**What to work on**
Every entry must reappear in your answer exactly as written, though its pictures must not.

(Records from a data collection)

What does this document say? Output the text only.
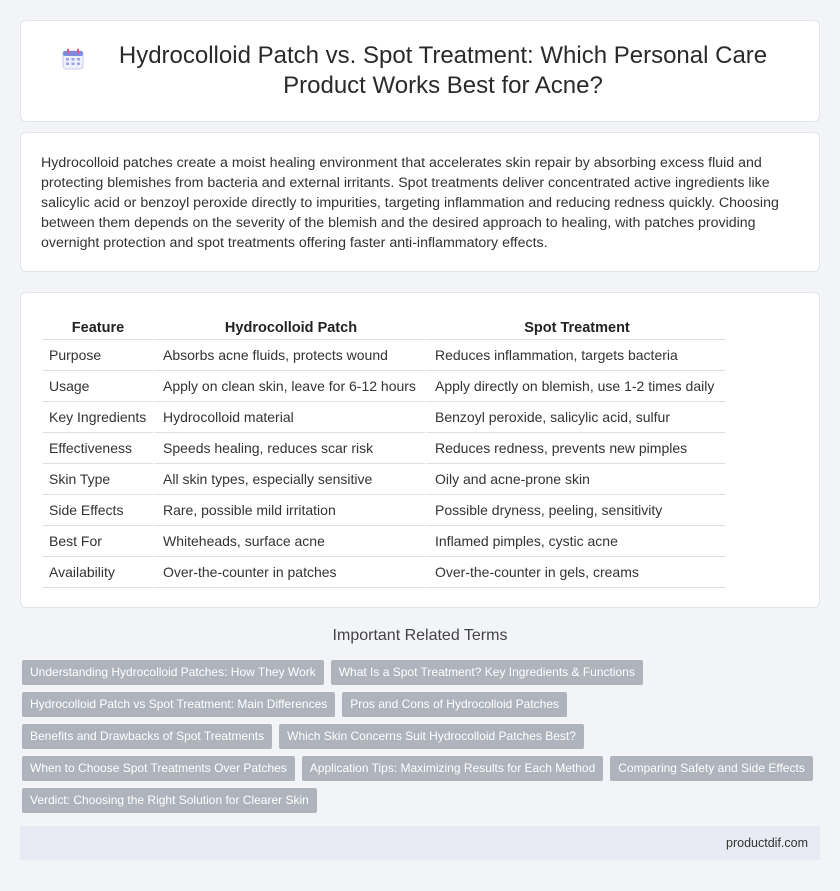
Hydrocolloid Patch vs. Spot Treatment: Which Personal Care Product Works Best for Acne?

Hydrocolloid patches create a moist healing environment that accelerates skin repair by absorbing excess fluid and protecting blemishes from bacteria and external irritants. Spot treatments deliver concentrated active ingredients like salicylic acid or benzoyl peroxide directly to impurities, targeting inflammation and reducing redness quickly. Choosing between them depends on the severity of the blemish and the desired approach to healing, with patches providing overnight protection and spot treatments offering faster anti-inflammatory effects.

Feature	Hydrocolloid Patch	Spot Treatment
Purpose	Absorbs acne fluids, protects wound	Reduces inflammation, targets bacteria
Usage	Apply on clean skin, leave for 6-12 hours	Apply directly on blemish, use 1-2 times daily
Key Ingredients	Hydrocolloid material	Benzoyl peroxide, salicylic acid, sulfur
Effectiveness	Speeds healing, reduces scar risk	Reduces redness, prevents new pimples
Skin Type	All skin types, especially sensitive	Oily and acne-prone skin
Side Effects	Rare, possible mild irritation	Possible dryness, peeling, sensitivity
Best For	Whiteheads, surface acne	Inflamed pimples, cystic acne
Availability	Over-the-counter in patches	Over-the-counter in gels, creams
Important Related Terms
Understanding Hydrocolloid Patches: How They Work	What Is a Spot Treatment? Key Ingredients & Functions
Hydrocolloid Patch vs Spot Treatment: Main Differences	Pros and Cons of Hydrocolloid Patches
Benefits and Drawbacks of Spot Treatments	Which Skin Concerns Suit Hydrocolloid Patches Best?
When to Choose Spot Treatments Over Patches	Application Tips: Maximizing Results for Each Method	Comparing Safety and Side Effects
Verdict: Choosing the Right Solution for Clearer Skin
productdif.com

**The completed task**
What does this document say? Output the text only.
Hydrocolloid Patch vs. Spot Treatment: Which Personal Care Product Works Best for Acne?

Hydrocolloid patches create a moist healing environment that accelerates skin repair by absorbing excess fluid and protecting blemishes from bacteria and external irritants. Spot treatments deliver concentrated active ingredients like salicylic acid or benzoyl peroxide directly to impurities, targeting inflammation and reducing redness quickly. Choosing between them depends on the severity of the blemish and the desired approach to healing, with patches providing overnight protection and spot treatments offering faster anti-inflammatory effects.

Feature	Hydrocolloid Patch	Spot Treatment
Purpose	Absorbs acne fluids, protects wound	Reduces inflammation, targets bacteria
Usage	Apply on clean skin, leave for 6-12 hours	Apply directly on blemish, use 1-2 times daily
Key Ingredients	Hydrocolloid material	Benzoyl peroxide, salicylic acid, sulfur
Effectiveness	Speeds healing, reduces scar risk	Reduces redness, prevents new pimples
Skin Type	All skin types, especially sensitive	Oily and acne-prone skin
Side Effects	Rare, possible mild irritation	Possible dryness, peeling, sensitivity
Best For	Whiteheads, surface acne	Inflamed pimples, cystic acne
Availability	Over-the-counter in patches	Over-the-counter in gels, creams
Important Related Terms
Understanding Hydrocolloid Patches: How They Work	What Is a Spot Treatment? Key Ingredients & Functions
Hydrocolloid Patch vs Spot Treatment: Main Differences	Pros and Cons of Hydrocolloid Patches
Benefits and Drawbacks of Spot Treatments	Which Skin Concerns Suit Hydrocolloid Patches Best?
When to Choose Spot Treatments Over Patches	Application Tips: Maximizing Results for Each Method	Comparing Safety and Side Effects
Verdict: Choosing the Right Solution for Clearer Skin
productdif.com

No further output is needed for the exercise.